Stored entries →

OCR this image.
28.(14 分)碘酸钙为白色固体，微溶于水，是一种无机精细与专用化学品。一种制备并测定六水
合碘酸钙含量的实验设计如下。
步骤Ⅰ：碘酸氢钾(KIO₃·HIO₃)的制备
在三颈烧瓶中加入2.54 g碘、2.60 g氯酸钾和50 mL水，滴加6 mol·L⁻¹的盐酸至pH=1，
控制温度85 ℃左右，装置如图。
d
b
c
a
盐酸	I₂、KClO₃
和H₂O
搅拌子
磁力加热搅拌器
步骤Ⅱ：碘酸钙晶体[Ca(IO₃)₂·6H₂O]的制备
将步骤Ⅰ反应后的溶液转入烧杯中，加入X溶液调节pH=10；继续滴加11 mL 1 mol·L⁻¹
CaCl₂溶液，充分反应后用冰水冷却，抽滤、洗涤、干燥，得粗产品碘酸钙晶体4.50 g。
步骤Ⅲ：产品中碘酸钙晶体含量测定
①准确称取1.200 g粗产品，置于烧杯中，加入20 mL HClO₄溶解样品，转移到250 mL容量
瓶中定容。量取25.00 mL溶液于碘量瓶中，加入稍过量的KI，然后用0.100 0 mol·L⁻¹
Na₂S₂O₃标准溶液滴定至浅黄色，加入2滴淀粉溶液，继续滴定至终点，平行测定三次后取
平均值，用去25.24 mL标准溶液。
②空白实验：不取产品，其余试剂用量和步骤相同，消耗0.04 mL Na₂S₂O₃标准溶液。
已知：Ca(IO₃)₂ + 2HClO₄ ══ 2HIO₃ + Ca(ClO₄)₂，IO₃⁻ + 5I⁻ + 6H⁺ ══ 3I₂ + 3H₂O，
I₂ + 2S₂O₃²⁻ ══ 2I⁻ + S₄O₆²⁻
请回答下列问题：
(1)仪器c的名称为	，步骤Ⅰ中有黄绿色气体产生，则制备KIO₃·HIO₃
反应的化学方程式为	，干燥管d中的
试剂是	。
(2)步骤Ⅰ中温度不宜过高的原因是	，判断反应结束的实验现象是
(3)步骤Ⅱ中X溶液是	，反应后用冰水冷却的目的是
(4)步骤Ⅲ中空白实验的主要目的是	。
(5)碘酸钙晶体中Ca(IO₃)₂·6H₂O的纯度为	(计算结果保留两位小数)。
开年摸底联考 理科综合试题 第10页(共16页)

WHAT IS BEING ASKED → Return all of the above records exactly, leaving no line out.

FINISHED TASK →
OCR this image.
28.(14 分)碘酸钙为白色固体，微溶于水，是一种无机精细与专用化学品。一种制备并测定六水
合碘酸钙含量的实验设计如下。
步骤Ⅰ：碘酸氢钾(KIO₃·HIO₃)的制备
在三颈烧瓶中加入2.54 g碘、2.60 g氯酸钾和50 mL水，滴加6 mol·L⁻¹的盐酸至pH=1，
控制温度85 ℃左右，装置如图。
d
b
c
a
盐酸	I₂、KClO₃
和H₂O
搅拌子
磁力加热搅拌器
步骤Ⅱ：碘酸钙晶体[Ca(IO₃)₂·6H₂O]的制备
将步骤Ⅰ反应后的溶液转入烧杯中，加入X溶液调节pH=10；继续滴加11 mL 1 mol·L⁻¹
CaCl₂溶液，充分反应后用冰水冷却，抽滤、洗涤、干燥，得粗产品碘酸钙晶体4.50 g。
步骤Ⅲ：产品中碘酸钙晶体含量测定
①准确称取1.200 g粗产品，置于烧杯中，加入20 mL HClO₄溶解样品，转移到250 mL容量
瓶中定容。量取25.00 mL溶液于碘量瓶中，加入稍过量的KI，然后用0.100 0 mol·L⁻¹
Na₂S₂O₃标准溶液滴定至浅黄色，加入2滴淀粉溶液，继续滴定至终点，平行测定三次后取
平均值，用去25.24 mL标准溶液。
②空白实验：不取产品，其余试剂用量和步骤相同，消耗0.04 mL Na₂S₂O₃标准溶液。
已知：Ca(IO₃)₂ + 2HClO₄ ══ 2HIO₃ + Ca(ClO₄)₂，IO₃⁻ + 5I⁻ + 6H⁺ ══ 3I₂ + 3H₂O，
I₂ + 2S₂O₃²⁻ ══ 2I⁻ + S₄O₆²⁻
请回答下列问题：
(1)仪器c的名称为	，步骤Ⅰ中有黄绿色气体产生，则制备KIO₃·HIO₃
反应的化学方程式为	，干燥管d中的
试剂是	。
(2)步骤Ⅰ中温度不宜过高的原因是	，判断反应结束的实验现象是
(3)步骤Ⅱ中X溶液是	，反应后用冰水冷却的目的是
(4)步骤Ⅲ中空白实验的主要目的是	。
(5)碘酸钙晶体中Ca(IO₃)₂·6H₂O的纯度为	(计算结果保留两位小数)。
开年摸底联考 理科综合试题 第10页(共16页)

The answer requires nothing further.